_Problem details_
Copy out the forum post on type erasure for a class holding a std::tuple in C++11 word for word, in full.
───── Passage provided
CODEWITHSUNDEEP
c++c++11
Brian
Brian

Reputation: 279

Type Erasure for objects containing a std::tuple in c++11

Lets say I have a generic class Container that contains any type of tuple, and has a function template<typename T> T& get<T>(); that returns a reference to the element in the tuple. My very simple implementation looks like this:

template<typename... Ts>
class Container
{
    std::tuple<Ts...> contents;

    public:
    Container(const Ts&... ts) : contents(ts...) {}

    template <typename T>
    T& get()
    {
        //TypeIndex is some meta-programming struct to find index of T in Ts
        return std::get<TypeIndex<T, Ts...>::value>(contents);
    }
};

Are there any good type erasure techniques to turn Container into a regular class without altering the get function signature? As in calling get<T>() without knowing the tuples full type list? Something like this: 

Struct A { int x; }
Struct B { int y; }
Struct C { int z; }

int main()
{
    Container container(A(), B()); //Underlying storage is a std::tuple<A, B>

    A& a = container.get<A>(); //Doesn't know the tuples type list but assumes A is in there.

    C& c = container.get<C>(); //C isn't in the tuples type list, crash program, which would be correct behavior.
──────────
───── Material shown
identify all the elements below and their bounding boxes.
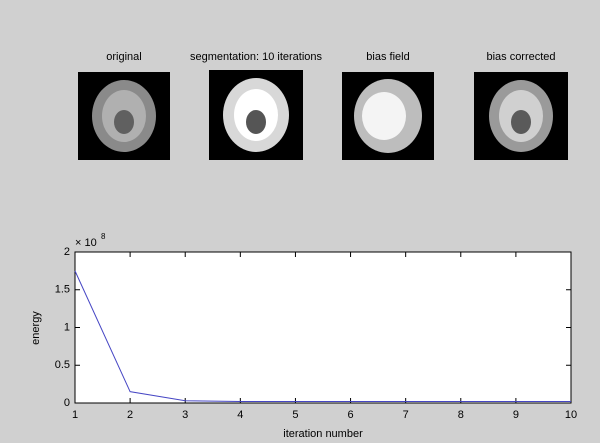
image-title: original	[106, 51, 141, 63]
brain-shape	[511, 110, 531, 134]
image-original	[78, 72, 170, 160]
x-tick-label: 7	[403, 409, 409, 421]
x-tick-label: 6	[347, 409, 353, 421]
x-tick-label: 2	[127, 409, 133, 421]
image-title: bias corrected	[486, 51, 555, 63]
y-tick-label: 1	[64, 321, 70, 333]
y-multiplier-power: 8	[101, 232, 106, 241]
image-bias-corrected	[474, 72, 568, 160]
image-title: bias field	[366, 51, 409, 63]
image-bias-field	[342, 72, 434, 160]
x-tick-label: 3	[182, 409, 188, 421]
x-tick-label: 8	[458, 409, 464, 421]
figure: original segmentation: 10 iterations bia…	[0, 0, 600, 443]
x-tick-label: 9	[513, 409, 519, 421]
x-tick-label: 1	[72, 409, 78, 421]
x-tick-label: 5	[292, 409, 298, 421]
brain-shape	[246, 110, 266, 134]
y-tick-label: 0.5	[55, 359, 70, 371]
x-tick-label: 10	[565, 409, 577, 421]
image-title: segmentation: 10 iterations	[190, 51, 323, 63]
brain-shape	[362, 92, 406, 140]
y-tick-label: 0	[64, 397, 70, 409]
y-tick-label: 2	[64, 246, 70, 258]
y-multiplier: × 10	[75, 237, 97, 249]
y-axis-label: energy	[30, 311, 42, 345]
plot-area	[75, 252, 571, 403]
y-tick-label: 1.5	[55, 284, 70, 296]
brain-shape	[114, 110, 134, 134]
x-tick-label: 4	[237, 409, 243, 421]
image-segmentation	[209, 70, 303, 160]
x-axis-label: iteration number	[283, 428, 363, 440]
──────────
_Solution below_
CODEWITHSUNDEEP
c++c++11
Brian
Brian

Reputation: 279

Type Erasure for objects containing a std::tuple in c++11

Lets say I have a generic class Container that contains any type of tuple, and has a function template<typename T> T& get<T>(); that returns a reference to the element in the tuple. My very simple implementation looks like this:

template<typename... Ts>
class Container
{
    std::tuple<Ts...> contents;

    public:
    Container(const Ts&... ts) : contents(ts...) {}

    template <typename T>
    T& get()
    {
        //TypeIndex is some meta-programming struct to find index of T in Ts
        return std::get<TypeIndex<T, Ts...>::value>(contents);
    }
};

Are there any good type erasure techniques to turn Container into a regular class without altering the get function signature? As in calling get<T>() without knowing the tuples full type list? Something like this: 

Struct A { int x; }
Struct B { int y; }
Struct C { int z; }

int main()
{
    Container container(A(), B()); //Underlying storage is a std::tuple<A, B>

    A& a = container.get<A>(); //Doesn't know the tuples type list but assumes A is in there.

    C& c = container.get<C>(); //C isn't in the tuples type list, crash program, which would be correct behavior.